DIRECTIVE
Reproduce the rows below word for word, starting at the first line and ending with the line that contains "chart-subtitle: Size, by".

(Element location listings)
═══
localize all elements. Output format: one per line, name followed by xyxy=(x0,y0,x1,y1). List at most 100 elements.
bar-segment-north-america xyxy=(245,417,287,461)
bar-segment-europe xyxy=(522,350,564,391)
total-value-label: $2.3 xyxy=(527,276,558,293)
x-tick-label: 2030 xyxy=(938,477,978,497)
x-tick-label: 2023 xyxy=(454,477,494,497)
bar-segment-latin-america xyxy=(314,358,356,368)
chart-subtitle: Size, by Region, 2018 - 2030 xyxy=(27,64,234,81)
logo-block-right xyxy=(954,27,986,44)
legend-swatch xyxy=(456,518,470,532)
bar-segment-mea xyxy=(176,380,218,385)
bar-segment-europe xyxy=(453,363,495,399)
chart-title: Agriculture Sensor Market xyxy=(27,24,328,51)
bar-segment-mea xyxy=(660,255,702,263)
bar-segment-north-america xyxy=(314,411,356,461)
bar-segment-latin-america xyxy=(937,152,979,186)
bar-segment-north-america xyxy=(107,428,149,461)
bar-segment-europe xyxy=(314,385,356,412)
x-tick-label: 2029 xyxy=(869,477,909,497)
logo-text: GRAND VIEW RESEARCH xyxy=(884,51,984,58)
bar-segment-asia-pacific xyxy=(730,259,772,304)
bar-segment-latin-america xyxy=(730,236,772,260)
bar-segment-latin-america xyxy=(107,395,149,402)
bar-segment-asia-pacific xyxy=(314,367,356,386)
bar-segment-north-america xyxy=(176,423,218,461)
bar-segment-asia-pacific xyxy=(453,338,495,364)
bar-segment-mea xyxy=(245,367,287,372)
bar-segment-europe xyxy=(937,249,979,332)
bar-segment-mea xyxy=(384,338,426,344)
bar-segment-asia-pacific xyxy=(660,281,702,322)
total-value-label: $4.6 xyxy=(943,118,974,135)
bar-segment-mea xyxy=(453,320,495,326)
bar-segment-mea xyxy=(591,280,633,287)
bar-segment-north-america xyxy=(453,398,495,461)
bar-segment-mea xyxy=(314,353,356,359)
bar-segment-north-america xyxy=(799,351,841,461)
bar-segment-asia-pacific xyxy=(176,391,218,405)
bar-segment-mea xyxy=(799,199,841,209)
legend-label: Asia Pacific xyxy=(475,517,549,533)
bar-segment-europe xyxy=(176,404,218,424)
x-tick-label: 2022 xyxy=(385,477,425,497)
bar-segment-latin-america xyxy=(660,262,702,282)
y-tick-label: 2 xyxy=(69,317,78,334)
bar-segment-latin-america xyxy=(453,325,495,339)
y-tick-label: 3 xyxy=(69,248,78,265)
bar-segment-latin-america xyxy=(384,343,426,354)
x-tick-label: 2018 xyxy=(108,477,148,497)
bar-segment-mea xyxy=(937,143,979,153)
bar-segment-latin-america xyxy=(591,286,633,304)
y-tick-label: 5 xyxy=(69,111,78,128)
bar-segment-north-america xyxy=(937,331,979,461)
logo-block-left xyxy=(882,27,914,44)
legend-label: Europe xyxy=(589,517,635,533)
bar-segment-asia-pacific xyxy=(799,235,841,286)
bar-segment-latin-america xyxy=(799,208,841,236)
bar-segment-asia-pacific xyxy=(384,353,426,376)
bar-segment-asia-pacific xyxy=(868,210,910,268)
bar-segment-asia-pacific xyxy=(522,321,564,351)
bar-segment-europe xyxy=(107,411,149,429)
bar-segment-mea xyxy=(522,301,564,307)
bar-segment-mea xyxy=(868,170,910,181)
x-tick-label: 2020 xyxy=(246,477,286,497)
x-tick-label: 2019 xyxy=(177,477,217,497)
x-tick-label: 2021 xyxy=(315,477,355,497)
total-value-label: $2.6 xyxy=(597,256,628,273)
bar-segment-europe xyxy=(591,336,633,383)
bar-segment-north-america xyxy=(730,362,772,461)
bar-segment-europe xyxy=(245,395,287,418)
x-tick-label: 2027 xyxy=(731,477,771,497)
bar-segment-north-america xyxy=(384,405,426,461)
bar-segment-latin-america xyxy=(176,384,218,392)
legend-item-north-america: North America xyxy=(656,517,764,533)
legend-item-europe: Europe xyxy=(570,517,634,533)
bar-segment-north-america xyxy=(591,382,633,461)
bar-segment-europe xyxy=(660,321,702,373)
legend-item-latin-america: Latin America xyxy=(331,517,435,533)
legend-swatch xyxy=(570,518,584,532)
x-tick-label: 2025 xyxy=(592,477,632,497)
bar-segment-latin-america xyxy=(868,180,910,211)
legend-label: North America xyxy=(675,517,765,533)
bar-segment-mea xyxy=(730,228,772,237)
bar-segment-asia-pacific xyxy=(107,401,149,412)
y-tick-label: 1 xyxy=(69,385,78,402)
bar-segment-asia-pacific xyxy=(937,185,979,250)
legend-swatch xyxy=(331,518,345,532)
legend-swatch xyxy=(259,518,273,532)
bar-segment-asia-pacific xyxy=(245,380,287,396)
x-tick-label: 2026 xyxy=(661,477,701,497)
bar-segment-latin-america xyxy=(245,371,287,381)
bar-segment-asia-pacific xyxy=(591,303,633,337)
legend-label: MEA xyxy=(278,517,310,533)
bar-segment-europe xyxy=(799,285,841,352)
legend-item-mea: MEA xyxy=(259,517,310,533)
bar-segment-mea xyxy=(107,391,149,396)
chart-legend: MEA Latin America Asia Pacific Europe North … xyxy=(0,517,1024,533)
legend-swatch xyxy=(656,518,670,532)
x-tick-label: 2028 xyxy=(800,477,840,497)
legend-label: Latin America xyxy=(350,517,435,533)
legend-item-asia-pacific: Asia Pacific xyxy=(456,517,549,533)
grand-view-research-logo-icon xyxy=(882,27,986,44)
═══
WRITTEN RESPONSE
localize all elements. Output format: one per line, name followed by xyxy=(x0,y0,x1,y1). List at most 100 elements.
bar-segment-north-america xyxy=(245,417,287,461)
bar-segment-europe xyxy=(522,350,564,391)
total-value-label: $2.3 xyxy=(527,276,558,293)
x-tick-label: 2030 xyxy=(938,477,978,497)
x-tick-label: 2023 xyxy=(454,477,494,497)
bar-segment-latin-america xyxy=(314,358,356,368)
chart-subtitle: Size, by Region, 2018 - 2030 xyxy=(27,64,234,81)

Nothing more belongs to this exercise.